▶ WHAT IS BEING ASKED:
Go through the material and write it all out exactly, minus the pictures.

▶ TASK DATA:
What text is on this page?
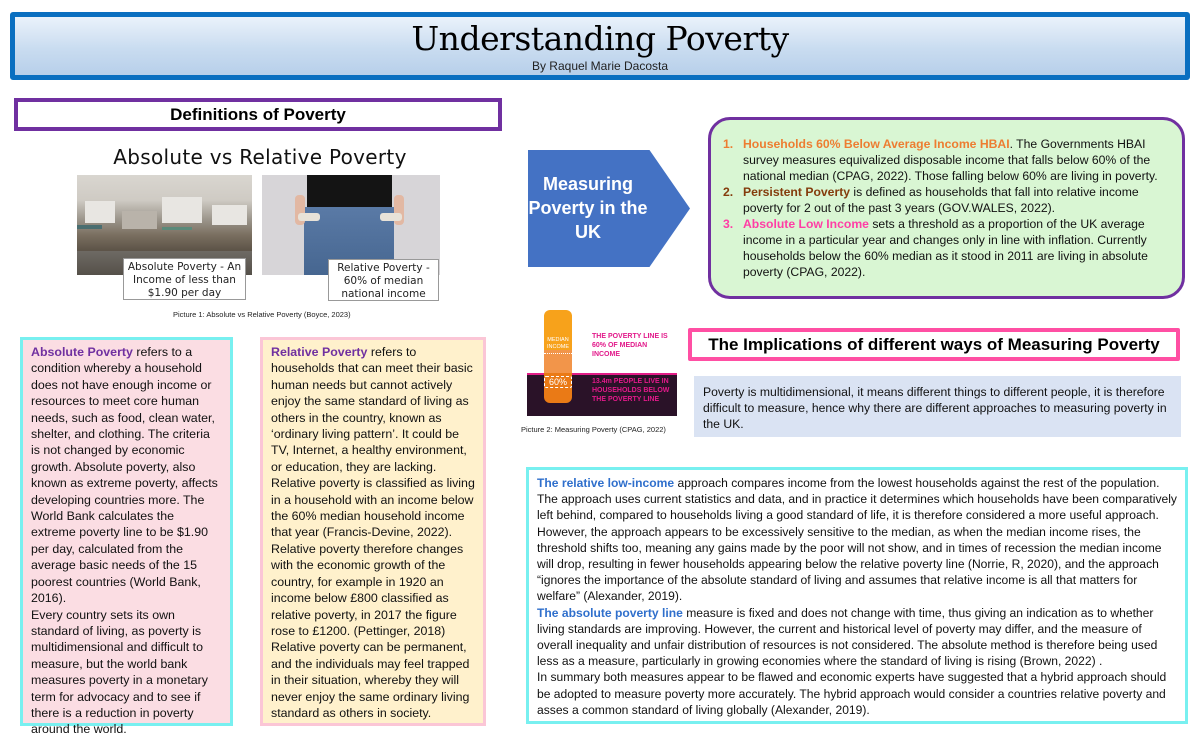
Understanding Poverty
By Raquel Marie Dacosta
Definitions of Poverty
Absolute vs Relative Poverty
Absolute Poverty - An Income of less than $1.90 per day
Relative Poverty - 60% of median national income
Picture 1: Absolute vs Relative Poverty (Boyce, 2023)
Absolute Poverty refers to a condition whereby a household does not have enough income or resources to meet core human needs, such as food, clean water, shelter, and clothing. The criteria is not changed by economic growth. Absolute poverty, also known as extreme poverty, affects developing countries more. The World Bank calculates the extreme poverty line to be $1.90 per day, calculated from the average basic needs of the 15 poorest countries (World Bank, 2016).
Every country sets its own standard of living, as poverty is multidimensional and difficult to measure, but the world bank measures poverty in a monetary term for advocacy and to see if there is a reduction in poverty around the world.
Relative Poverty refers to households that can meet their basic human needs but cannot actively enjoy the same standard of living as others in the country, known as ‘ordinary living pattern’. It could be TV, Internet, a healthy environment, or education, they are lacking. Relative poverty is classified as living in a household with an income below the 60% median household income that year (Francis-Devine, 2022). Relative poverty therefore changes with the economic growth of the country, for example in 1920 an income below £800 classified as relative poverty, in 2017 the figure rose to £1200. (Pettinger, 2018) Relative poverty can be permanent, and the individuals may feel trapped in their situation, whereby they will never enjoy the same ordinary living standard as others in society.
Measuring Poverty in the UK
1. Households 60% Below Average Income HBAI. The Governments HBAI survey measures equivalized disposable income that falls below 60% of the national median (CPAG, 2022). Those falling below 60% are living in poverty.
2. Persistent Poverty is defined as households that fall into relative income poverty for 2 out of the past 3 years (GOV.WALES, 2022).
3. Absolute Low Income sets a threshold as a proportion of the UK average income in a particular year and changes only in line with inflation. Currently households below the 60% median as it stood in 2011 are living in absolute poverty (CPAG, 2022).
MEDIAN INCOME
60%
THE POVERTY LINE IS 60% OF MEDIAN INCOME
13.4m PEOPLE LIVE IN HOUSEHOLDS BELOW THE POVERTY LINE
Picture 2: Measuring Poverty (CPAG, 2022)
The Implications of different ways of Measuring Poverty
Poverty is multidimensional, it means different things to different people, it is therefore difficult to measure, hence why there are different approaches to measuring poverty in the UK.
The relative low-income approach compares income from the lowest households against the rest of the population. The approach uses current statistics and data, and in practice it determines which households have been comparatively left behind, compared to households living a good standard of life, it is therefore considered a more useful approach. However, the approach appears to be excessively sensitive to the median, as when the median income rises, the threshold shifts too, meaning any gains made by the poor will not show, and in times of recession the median income will drop, resulting in fewer households appearing below the relative poverty line (Norrie, R, 2020), and the approach “ignores the importance of the absolute standard of living and assumes that relative income is all that matters for welfare” (Alexander, 2019).
The absolute poverty line measure is fixed and does not change with time, thus giving an indication as to whether living standards are improving. However, the current and historical level of poverty may differ, and the measure of overall inequality and unfair distribution of resources is not considered. The absolute method is therefore being used less as a measure, particularly in growing economies where the standard of living is rising (Brown, 2022) .
In summary both measures appear to be flawed and economic experts have suggested that a hybrid approach should be adopted to measure poverty more accurately. The hybrid approach would consider a countries relative poverty and asses a common standard of living globally (Alexander, 2019).
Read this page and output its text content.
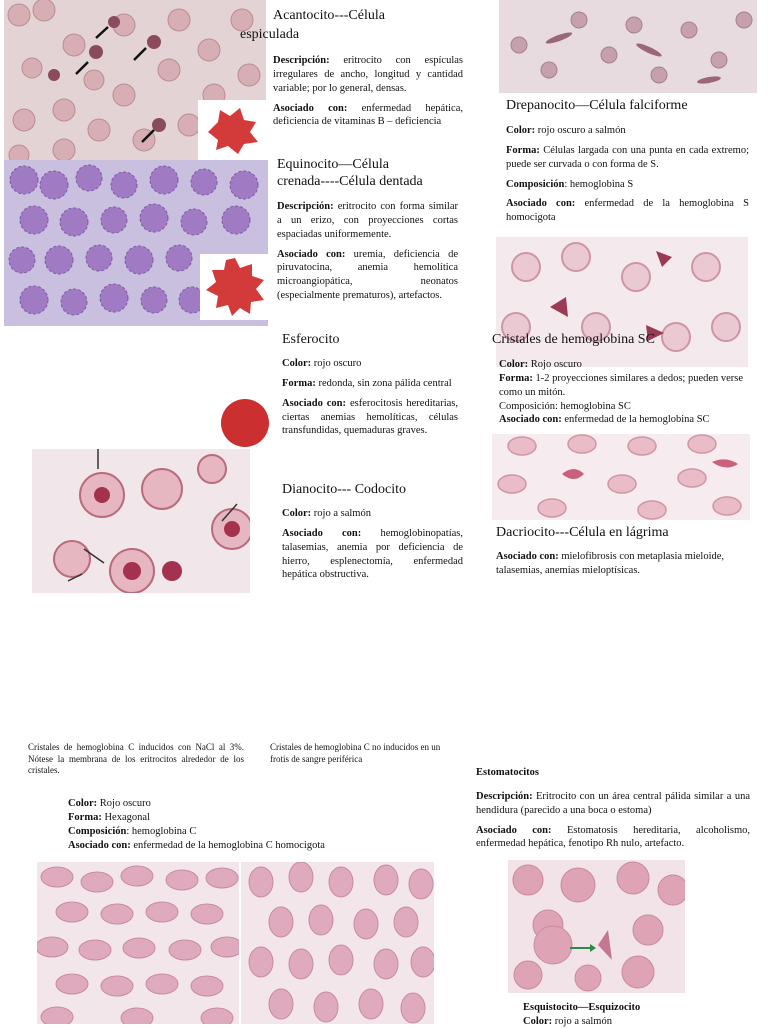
Acantocito---Célula
espiculada

Descripción: eritrocito con espículas irregulares de ancho, longitud y cantidad variable; por lo general, densas.

Asociado con: enfermedad hepática, deficiencia de vitaminas B – deficiencia

Equinocito—Célula
crenada----Célula dentada

Descripción: eritrocito con forma similar a un erizo, con proyecciones cortas espaciadas uniformemente.

Asociado con: uremia, deficiencia de piruvatocina, anemia hemolítica microangiopática, neonatos (especialmente prematuros), artefactos.

Esferocito

Color: rojo oscuro

Forma: redonda, sin zona pálida central

Asociado con: esferocitosis hereditarias, ciertas anemias hemolíticas, células transfundidas, quemaduras graves.

Dianocito--- Codocito

Color: rojo a salmón

Asociado con: hemoglobinopatías, talasemias, anemia por deficiencia de hierro, esplenectomía, enfermedad hepática obstructiva.

Drepanocito—Célula falciforme

Color: rojo oscuro a salmón

Forma: Células largada con una punta en cada extremo; puede ser curvada o con forma de S.

Composición: hemoglobina S

Asociado con: enfermedad de la hemoglobina S homocigota

Cristales de hemoglobina SC
Color: Rojo oscuro
Forma: 1-2 proyecciones similares a dedos; pueden verse como un mitón.
Composición: hemoglobina SC
Asociado con: enfermedad de la hemoglobina SC
Dacriocito---Célula en lágrima

Asociado con: mielofibrosis con metaplasia mieloide, talasemias, anemias mieloptísicas.

Cristales de hemoglobina C inducidos con NaCl al 3%. Nótese la membrana de los eritrocitos alrededor de los cristales.
Cristales de hemoglobina C no inducidos en un frotis de sangre periférica
Color: Rojo oscuro
Forma: Hexagonal
Composición: hemoglobina C
Asociado con: enfermedad de la hemoglobina C homocigota

Estomatocitos

Descripción: Eritrocito con un área central pálida similar a una hendidura (parecido a una boca o estoma)

Asociado con: Estomatosis hereditaria, alcoholismo, enfermedad hepática, fenotipo Rh nulo, artefacto.

Esquistocito—Esquizocito
Color: rojo a salmón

▶ RESPONSE FOR THIS EXERCISE:
What text is on this page?
Understanding Poverty
By Raquel Marie Dacosta
Definitions of Poverty
Absolute vs Relative Poverty
Absolute Poverty - An Income of less than $1.90 per day
Relative Poverty - 60% of median national income
Picture 1: Absolute vs Relative Poverty (Boyce, 2023)
Absolute Poverty refers to a condition whereby a household does not have enough income or resources to meet core human needs, such as food, clean water, shelter, and clothing. The criteria is not changed by economic growth. Absolute poverty, also known as extreme poverty, affects developing countries more. The World Bank calculates the extreme poverty line to be $1.90 per day, calculated from the average basic needs of the 15 poorest countries (World Bank, 2016).
Every country sets its own standard of living, as poverty is multidimensional and difficult to measure, but the world bank measures poverty in a monetary term for advocacy and to see if there is a reduction in poverty around the world.
Relative Poverty refers to households that can meet their basic human needs but cannot actively enjoy the same standard of living as others in the country, known as ‘ordinary living pattern’. It could be TV, Internet, a healthy environment, or education, they are lacking. Relative poverty is classified as living in a household with an income below the 60% median household income that year (Francis-Devine, 2022). Relative poverty therefore changes with the economic growth of the country, for example in 1920 an income below £800 classified as relative poverty, in 2017 the figure rose to £1200. (Pettinger, 2018) Relative poverty can be permanent, and the individuals may feel trapped in their situation, whereby they will never enjoy the same ordinary living standard as others in society.
Measuring Poverty in the UK
1. Households 60% Below Average Income HBAI. The Governments HBAI survey measures equivalized disposable income that falls below 60% of the national median (CPAG, 2022). Those falling below 60% are living in poverty.
2. Persistent Poverty is defined as households that fall into relative income poverty for 2 out of the past 3 years (GOV.WALES, 2022).
3. Absolute Low Income sets a threshold as a proportion of the UK average income in a particular year and changes only in line with inflation. Currently households below the 60% median as it stood in 2011 are living in absolute poverty (CPAG, 2022).
MEDIAN INCOME
60%
THE POVERTY LINE IS 60% OF MEDIAN INCOME
13.4m PEOPLE LIVE IN HOUSEHOLDS BELOW THE POVERTY LINE
Picture 2: Measuring Poverty (CPAG, 2022)
The Implications of different ways of Measuring Poverty
Poverty is multidimensional, it means different things to different people, it is therefore difficult to measure, hence why there are different approaches to measuring poverty in the UK.
The relative low-income approach compares income from the lowest households against the rest of the population. The approach uses current statistics and data, and in practice it determines which households have been comparatively left behind, compared to households living a good standard of life, it is therefore considered a more useful approach. However, the approach appears to be excessively sensitive to the median, as when the median income rises, the threshold shifts too, meaning any gains made by the poor will not show, and in times of recession the median income will drop, resulting in fewer households appearing below the relative poverty line (Norrie, R, 2020), and the approach “ignores the importance of the absolute standard of living and assumes that relative income is all that matters for welfare” (Alexander, 2019).
The absolute poverty line measure is fixed and does not change with time, thus giving an indication as to whether living standards are improving. However, the current and historical level of poverty may differ, and the measure of overall inequality and unfair distribution of resources is not considered. The absolute method is therefore being used less as a measure, particularly in growing economies where the standard of living is rising (Brown, 2022) .
In summary both measures appear to be flawed and economic experts have suggested that a hybrid approach should be adopted to measure poverty more accurately. The hybrid approach would consider a countries relative poverty and asses a common standard of living globally (Alexander, 2019).
Read this page and output its text content.
Acantocito---Célula
espiculada

Descripción: eritrocito con espículas irregulares de ancho, longitud y cantidad variable; por lo general, densas.

Asociado con: enfermedad hepática, deficiencia de vitaminas B – deficiencia

Equinocito—Célula
crenada----Célula dentada

Descripción: eritrocito con forma similar a un erizo, con proyecciones cortas espaciadas uniformemente.

Asociado con: uremia, deficiencia de piruvatocina, anemia hemolítica microangiopática, neonatos (especialmente prematuros), artefactos.

Esferocito

Color: rojo oscuro

Forma: redonda, sin zona pálida central

Asociado con: esferocitosis hereditarias, ciertas anemias hemolíticas, células transfundidas, quemaduras graves.

Dianocito--- Codocito

Color: rojo a salmón

Asociado con: hemoglobinopatías, talasemias, anemia por deficiencia de hierro, esplenectomía, enfermedad hepática obstructiva.

Drepanocito—Célula falciforme

Color: rojo oscuro a salmón

Forma: Células largada con una punta en cada extremo; puede ser curvada o con forma de S.

Composición: hemoglobina S

Asociado con: enfermedad de la hemoglobina S homocigota

Cristales de hemoglobina SC
Color: Rojo oscuro
Forma: 1-2 proyecciones similares a dedos; pueden verse como un mitón.
Composición: hemoglobina SC
Asociado con: enfermedad de la hemoglobina SC
Dacriocito---Célula en lágrima

Asociado con: mielofibrosis con metaplasia mieloide, talasemias, anemias mieloptísicas.

Cristales de hemoglobina C inducidos con NaCl al 3%. Nótese la membrana de los eritrocitos alrededor de los cristales.
Cristales de hemoglobina C no inducidos en un frotis de sangre periférica
Color: Rojo oscuro
Forma: Hexagonal
Composición: hemoglobina C
Asociado con: enfermedad de la hemoglobina C homocigota

Estomatocitos

Descripción: Eritrocito con un área central pálida similar a una hendidura (parecido a una boca o estoma)

Asociado con: Estomatosis hereditaria, alcoholismo, enfermedad hepática, fenotipo Rh nulo, artefacto.

Esquistocito—Esquizocito
Color: rojo a salmón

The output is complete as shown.